→ **Task goal**
Filter for the word "Milho" and keep each matching line.

→ **The input**
━━━━━━━━━━━━━━━━
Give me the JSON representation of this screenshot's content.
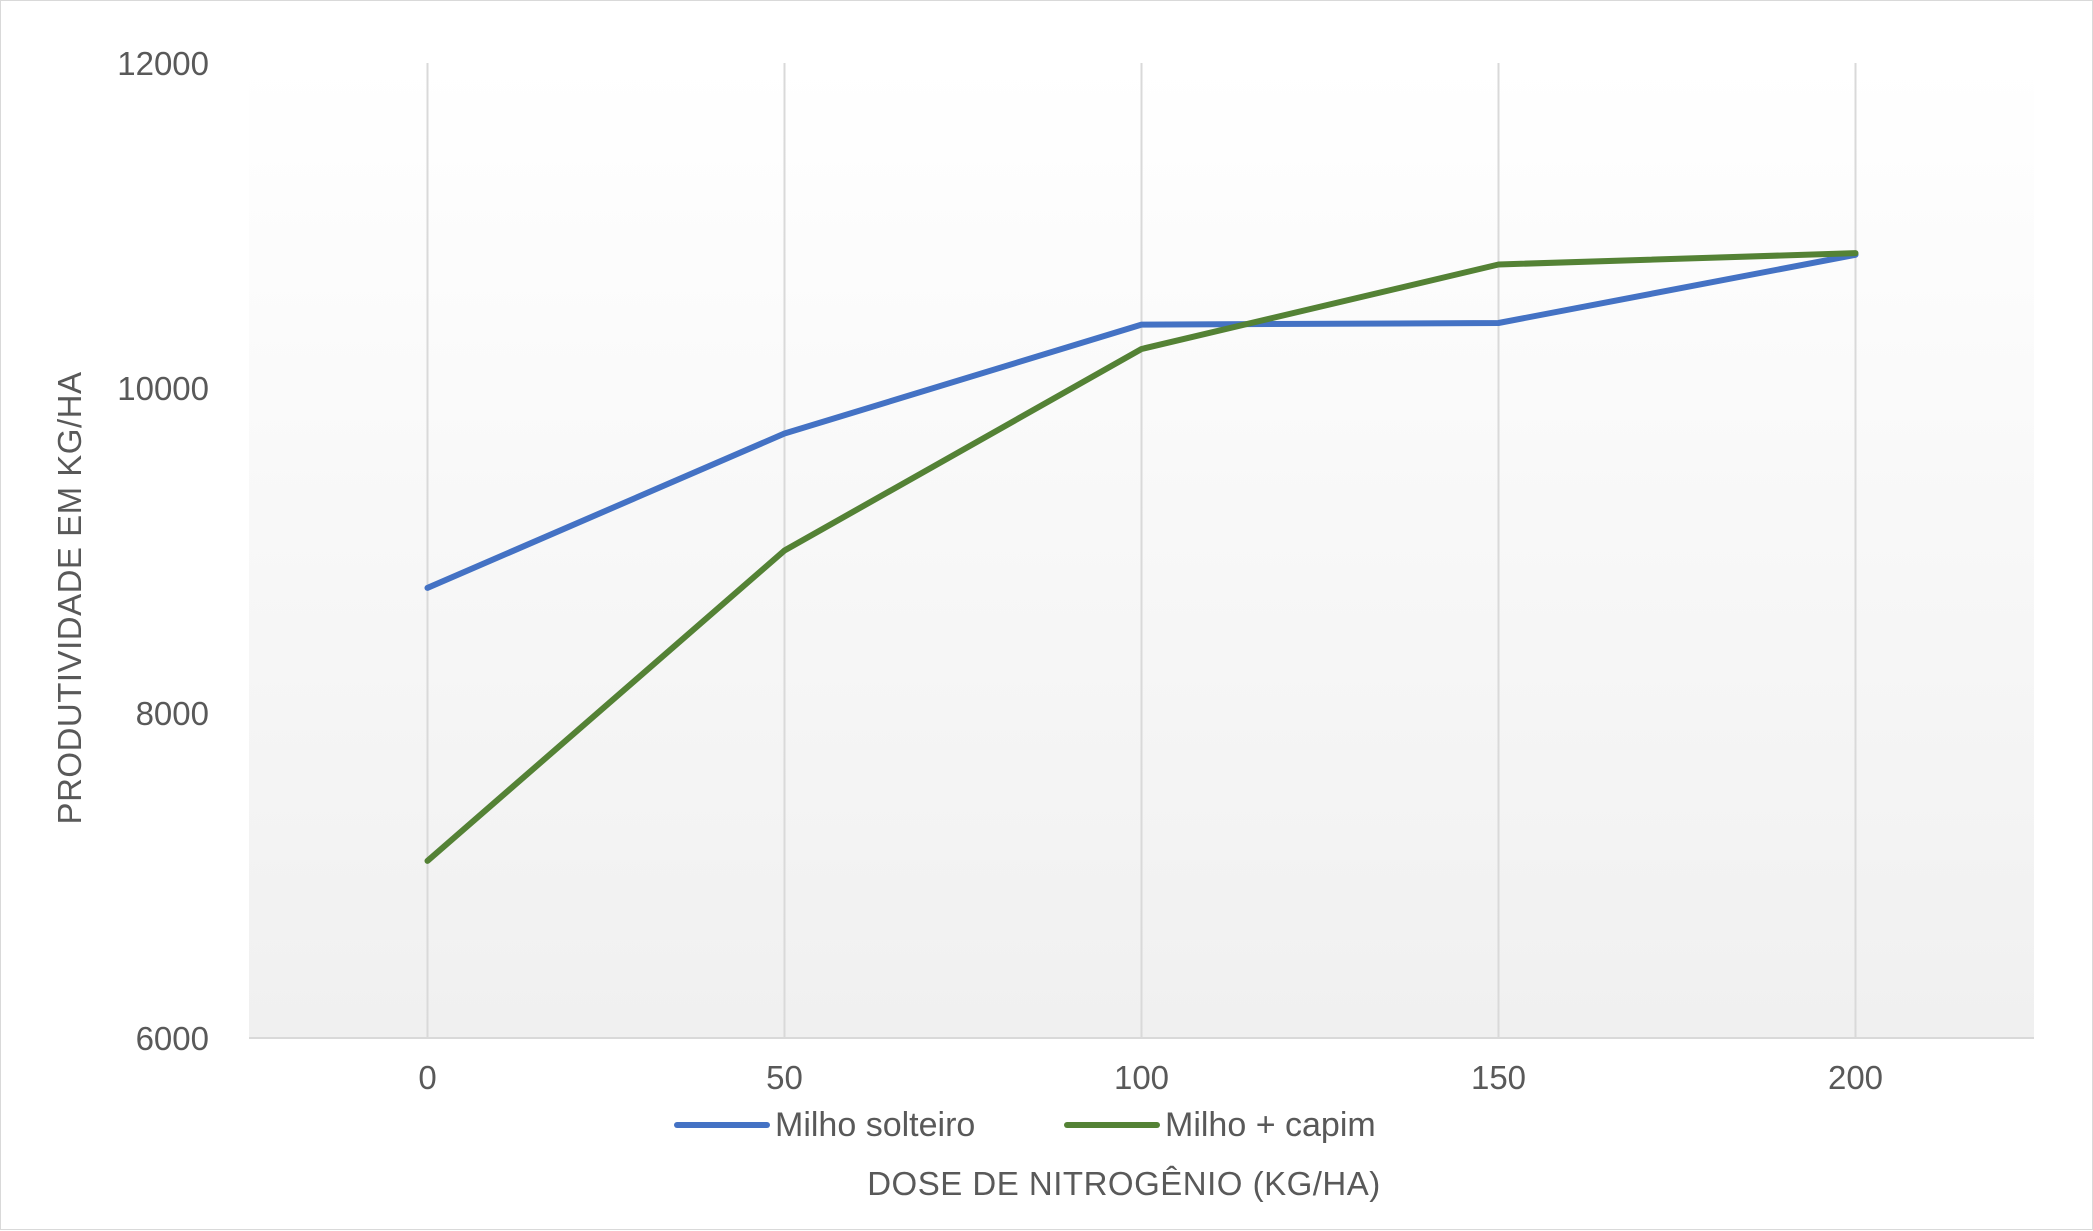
{
  "chart_data": {
    "type": "line",
    "title": "",
    "xlabel": "DOSE DE NITROGÊNIO (KG/HA)",
    "ylabel": "PRODUTIVIDADE EM KG/HA",
    "x": [
      0,
      50,
      100,
      150,
      200
    ],
    "x_tick_labels": [
      "0",
      "50",
      "100",
      "150",
      "200"
    ],
    "xlim": [
      -25,
      225
    ],
    "ylim": [
      6000,
      12000
    ],
    "y_ticks": [
      6000,
      8000,
      10000,
      12000
    ],
    "y_tick_labels": [
      "6000",
      "8000",
      "10000",
      "12000"
    ],
    "grid": "vertical",
    "legend_position": "bottom",
    "series": [
      {
        "name": "Milho solteiro",
        "color": "#4472c4",
        "values": [
          8770,
          9720,
          10390,
          10400,
          10820
        ]
      },
      {
        "name": "Milho + capim",
        "color": "#548235",
        "values": [
          7090,
          9000,
          10240,
          10760,
          10830
        ]
      }
    ]
  }
}
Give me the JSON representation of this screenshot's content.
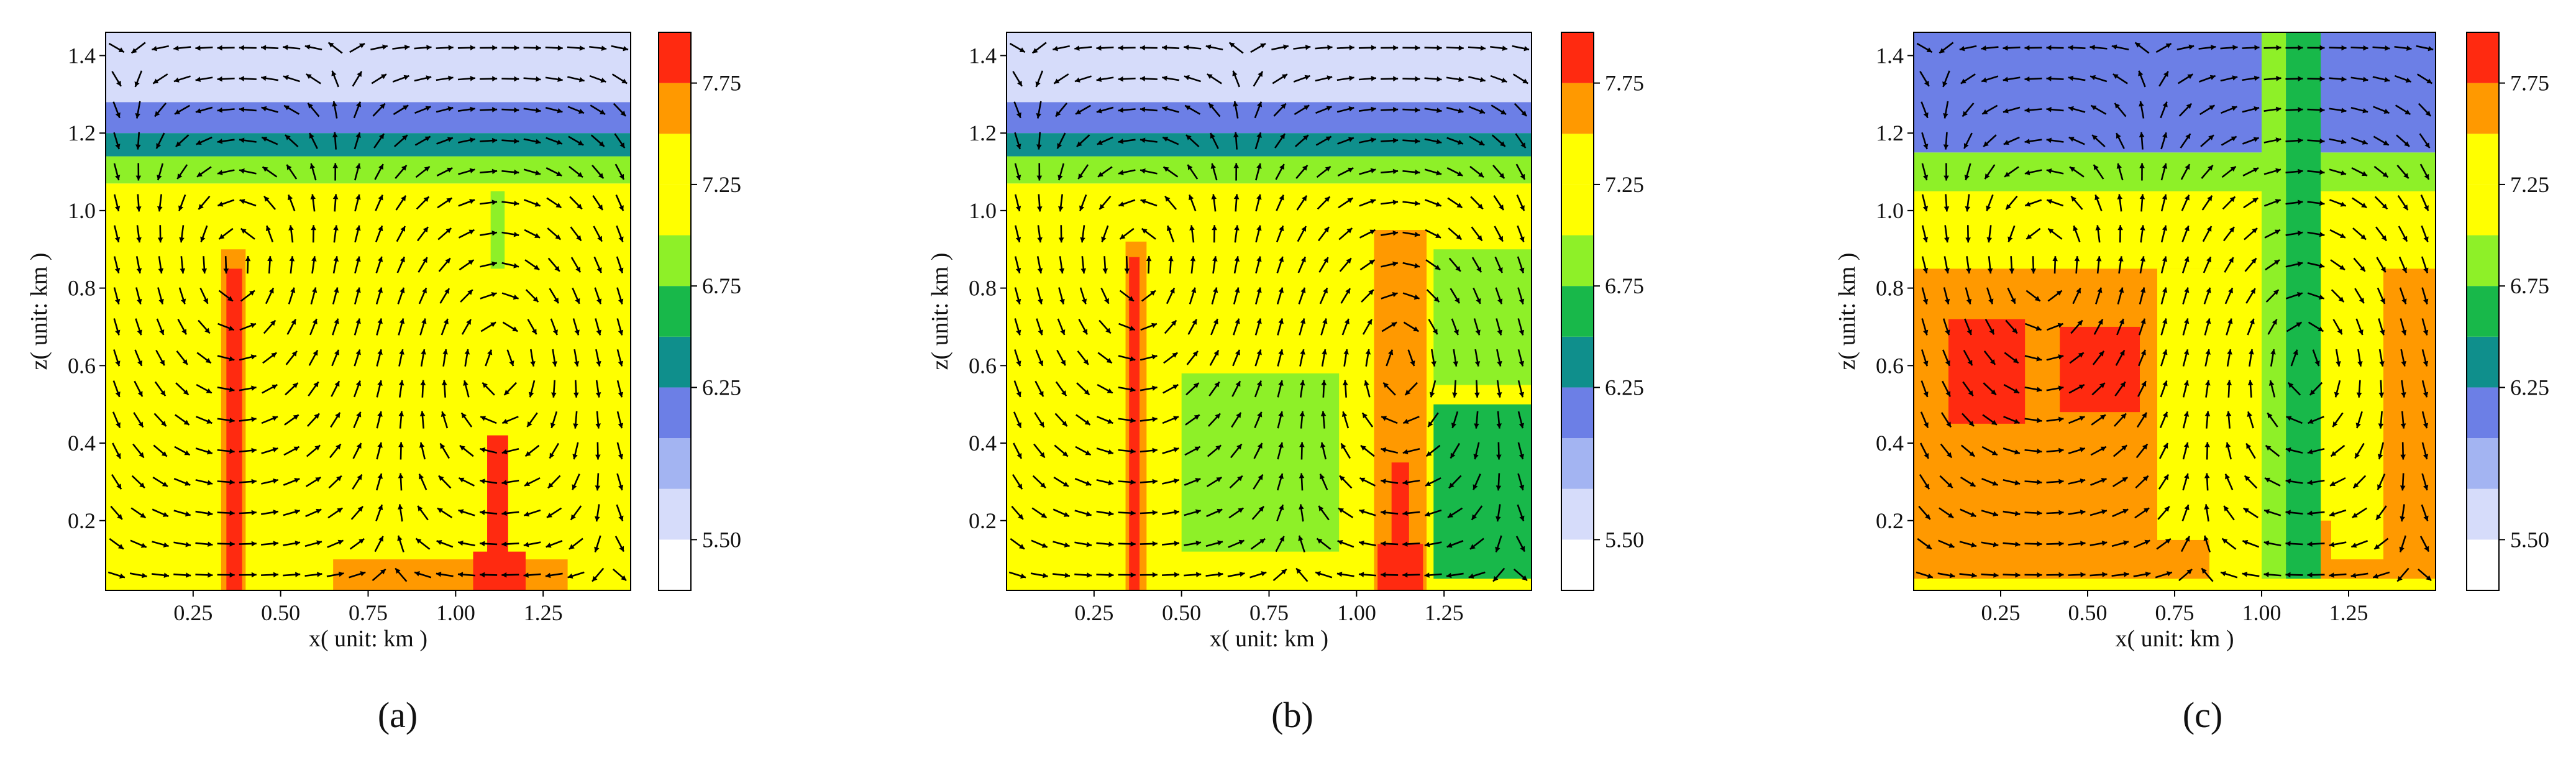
━━━━━━━━━━━━━━━━
→ **Written answer**
        "name": "Milho solteiro",
        "name": "Milho + capim",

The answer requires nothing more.